PROVIDED ENTRIES:
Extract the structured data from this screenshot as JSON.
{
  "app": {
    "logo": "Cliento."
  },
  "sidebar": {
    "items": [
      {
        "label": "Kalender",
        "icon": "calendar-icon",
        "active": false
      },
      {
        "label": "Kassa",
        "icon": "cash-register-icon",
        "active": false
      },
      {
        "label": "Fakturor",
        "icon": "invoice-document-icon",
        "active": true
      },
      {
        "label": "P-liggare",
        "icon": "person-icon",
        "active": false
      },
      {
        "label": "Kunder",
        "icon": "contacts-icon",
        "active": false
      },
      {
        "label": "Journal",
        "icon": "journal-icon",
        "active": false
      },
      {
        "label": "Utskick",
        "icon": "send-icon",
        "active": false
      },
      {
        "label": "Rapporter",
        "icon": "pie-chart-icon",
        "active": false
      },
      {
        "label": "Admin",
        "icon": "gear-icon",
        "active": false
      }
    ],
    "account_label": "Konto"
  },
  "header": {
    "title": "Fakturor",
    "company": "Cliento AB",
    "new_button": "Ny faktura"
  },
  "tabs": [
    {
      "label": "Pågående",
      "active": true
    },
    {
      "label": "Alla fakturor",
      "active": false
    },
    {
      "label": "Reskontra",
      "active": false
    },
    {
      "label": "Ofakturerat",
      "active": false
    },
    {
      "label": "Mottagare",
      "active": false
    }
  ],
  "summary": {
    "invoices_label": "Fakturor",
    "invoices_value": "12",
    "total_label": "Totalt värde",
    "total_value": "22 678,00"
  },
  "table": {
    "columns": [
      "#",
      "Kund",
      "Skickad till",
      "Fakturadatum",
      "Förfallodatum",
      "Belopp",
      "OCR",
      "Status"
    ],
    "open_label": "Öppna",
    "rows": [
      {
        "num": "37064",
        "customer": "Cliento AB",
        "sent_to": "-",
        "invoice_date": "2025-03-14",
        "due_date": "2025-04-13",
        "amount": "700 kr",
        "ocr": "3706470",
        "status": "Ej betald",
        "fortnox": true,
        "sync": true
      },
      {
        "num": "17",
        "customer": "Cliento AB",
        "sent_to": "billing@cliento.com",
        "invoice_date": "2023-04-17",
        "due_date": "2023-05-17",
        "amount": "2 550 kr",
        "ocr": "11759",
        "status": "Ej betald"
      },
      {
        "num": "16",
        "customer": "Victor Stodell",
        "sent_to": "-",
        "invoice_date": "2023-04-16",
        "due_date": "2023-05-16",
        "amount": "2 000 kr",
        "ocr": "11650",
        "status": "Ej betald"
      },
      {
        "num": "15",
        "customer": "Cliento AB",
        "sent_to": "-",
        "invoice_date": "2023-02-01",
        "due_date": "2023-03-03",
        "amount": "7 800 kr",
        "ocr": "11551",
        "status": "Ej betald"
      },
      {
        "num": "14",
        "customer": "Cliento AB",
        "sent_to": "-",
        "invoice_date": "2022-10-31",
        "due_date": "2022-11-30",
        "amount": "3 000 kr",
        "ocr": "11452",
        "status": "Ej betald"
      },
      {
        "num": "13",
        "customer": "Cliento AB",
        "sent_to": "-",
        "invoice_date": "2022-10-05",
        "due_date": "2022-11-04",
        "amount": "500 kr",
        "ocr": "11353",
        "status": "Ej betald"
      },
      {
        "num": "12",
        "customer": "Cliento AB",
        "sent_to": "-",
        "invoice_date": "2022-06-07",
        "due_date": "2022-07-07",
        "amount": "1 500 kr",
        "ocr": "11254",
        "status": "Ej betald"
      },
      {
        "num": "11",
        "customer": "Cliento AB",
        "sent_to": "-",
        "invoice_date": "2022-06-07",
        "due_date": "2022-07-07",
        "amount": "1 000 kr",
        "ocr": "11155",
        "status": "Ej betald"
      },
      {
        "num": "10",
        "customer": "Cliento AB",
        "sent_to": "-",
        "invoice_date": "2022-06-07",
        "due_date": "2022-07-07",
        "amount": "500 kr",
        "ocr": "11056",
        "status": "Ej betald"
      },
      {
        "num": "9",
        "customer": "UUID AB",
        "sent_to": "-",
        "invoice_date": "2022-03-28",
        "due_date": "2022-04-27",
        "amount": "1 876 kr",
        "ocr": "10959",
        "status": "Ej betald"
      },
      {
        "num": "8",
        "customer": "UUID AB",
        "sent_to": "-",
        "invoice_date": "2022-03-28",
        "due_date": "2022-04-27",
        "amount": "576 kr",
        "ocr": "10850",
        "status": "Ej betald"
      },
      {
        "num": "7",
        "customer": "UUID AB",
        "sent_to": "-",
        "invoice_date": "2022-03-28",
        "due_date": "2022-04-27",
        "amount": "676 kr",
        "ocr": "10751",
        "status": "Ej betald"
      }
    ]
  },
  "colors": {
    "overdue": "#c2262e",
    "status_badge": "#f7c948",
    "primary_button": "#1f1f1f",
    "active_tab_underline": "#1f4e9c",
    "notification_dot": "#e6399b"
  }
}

SET EXERCISE:
Repeat back the data above, exact to the last character.

OUTPUT OF THE EXERCISE:
Extract the structured data from this screenshot as JSON.
{
  "app": {
    "logo": "Cliento."
  },
  "sidebar": {
    "items": [
      {
        "label": "Kalender",
        "icon": "calendar-icon",
        "active": false
      },
      {
        "label": "Kassa",
        "icon": "cash-register-icon",
        "active": false
      },
      {
        "label": "Fakturor",
        "icon": "invoice-document-icon",
        "active": true
      },
      {
        "label": "P-liggare",
        "icon": "person-icon",
        "active": false
      },
      {
        "label": "Kunder",
        "icon": "contacts-icon",
        "active": false
      },
      {
        "label": "Journal",
        "icon": "journal-icon",
        "active": false
      },
      {
        "label": "Utskick",
        "icon": "send-icon",
        "active": false
      },
      {
        "label": "Rapporter",
        "icon": "pie-chart-icon",
        "active": false
      },
      {
        "label": "Admin",
        "icon": "gear-icon",
        "active": false
      }
    ],
    "account_label": "Konto"
  },
  "header": {
    "title": "Fakturor",
    "company": "Cliento AB",
    "new_button": "Ny faktura"
  },
  "tabs": [
    {
      "label": "Pågående",
      "active": true
    },
    {
      "label": "Alla fakturor",
      "active": false
    },
    {
      "label": "Reskontra",
      "active": false
    },
    {
      "label": "Ofakturerat",
      "active": false
    },
    {
      "label": "Mottagare",
      "active": false
    }
  ],
  "summary": {
    "invoices_label": "Fakturor",
    "invoices_value": "12",
    "total_label": "Totalt värde",
    "total_value": "22 678,00"
  },
  "table": {
    "columns": [
      "#",
      "Kund",
      "Skickad till",
      "Fakturadatum",
      "Förfallodatum",
      "Belopp",
      "OCR",
      "Status"
    ],
    "open_label": "Öppna",
    "rows": [
      {
        "num": "37064",
        "customer": "Cliento AB",
        "sent_to": "-",
        "invoice_date": "2025-03-14",
        "due_date": "2025-04-13",
        "amount": "700 kr",
        "ocr": "3706470",
        "status": "Ej betald",
        "fortnox": true,
        "sync": true
      },
      {
        "num": "17",
        "customer": "Cliento AB",
        "sent_to": "billing@cliento.com",
        "invoice_date": "2023-04-17",
        "due_date": "2023-05-17",
        "amount": "2 550 kr",
        "ocr": "11759",
        "status": "Ej betald"
      },
      {
        "num": "16",
        "customer": "Victor Stodell",
        "sent_to": "-",
        "invoice_date": "2023-04-16",
        "due_date": "2023-05-16",
        "amount": "2 000 kr",
        "ocr": "11650",
        "status": "Ej betald"
      },
      {
        "num": "15",
        "customer": "Cliento AB",
        "sent_to": "-",
        "invoice_date": "2023-02-01",
        "due_date": "2023-03-03",
        "amount": "7 800 kr",
        "ocr": "11551",
        "status": "Ej betald"
      },
      {
        "num": "14",
        "customer": "Cliento AB",
        "sent_to": "-",
        "invoice_date": "2022-10-31",
        "due_date": "2022-11-30",
        "amount": "3 000 kr",
        "ocr": "11452",
        "status": "Ej betald"
      },
      {
        "num": "13",
        "customer": "Cliento AB",
        "sent_to": "-",
        "invoice_date": "2022-10-05",
        "due_date": "2022-11-04",
        "amount": "500 kr",
        "ocr": "11353",
        "status": "Ej betald"
      },
      {
        "num": "12",
        "customer": "Cliento AB",
        "sent_to": "-",
        "invoice_date": "2022-06-07",
        "due_date": "2022-07-07",
        "amount": "1 500 kr",
        "ocr": "11254",
        "status": "Ej betald"
      },
      {
        "num": "11",
        "customer": "Cliento AB",
        "sent_to": "-",
        "invoice_date": "2022-06-07",
        "due_date": "2022-07-07",
        "amount": "1 000 kr",
        "ocr": "11155",
        "status": "Ej betald"
      },
      {
        "num": "10",
        "customer": "Cliento AB",
        "sent_to": "-",
        "invoice_date": "2022-06-07",
        "due_date": "2022-07-07",
        "amount": "500 kr",
        "ocr": "11056",
        "status": "Ej betald"
      },
      {
        "num": "9",
        "customer": "UUID AB",
        "sent_to": "-",
        "invoice_date": "2022-03-28",
        "due_date": "2022-04-27",
        "amount": "1 876 kr",
        "ocr": "10959",
        "status": "Ej betald"
      },
      {
        "num": "8",
        "customer": "UUID AB",
        "sent_to": "-",
        "invoice_date": "2022-03-28",
        "due_date": "2022-04-27",
        "amount": "576 kr",
        "ocr": "10850",
        "status": "Ej betald"
      },
      {
        "num": "7",
        "customer": "UUID AB",
        "sent_to": "-",
        "invoice_date": "2022-03-28",
        "due_date": "2022-04-27",
        "amount": "676 kr",
        "ocr": "10751",
        "status": "Ej betald"
      }
    ]
  },
  "colors": {
    "overdue": "#c2262e",
    "status_badge": "#f7c948",
    "primary_button": "#1f1f1f",
    "active_tab_underline": "#1f4e9c",
    "notification_dot": "#e6399b"
  }
}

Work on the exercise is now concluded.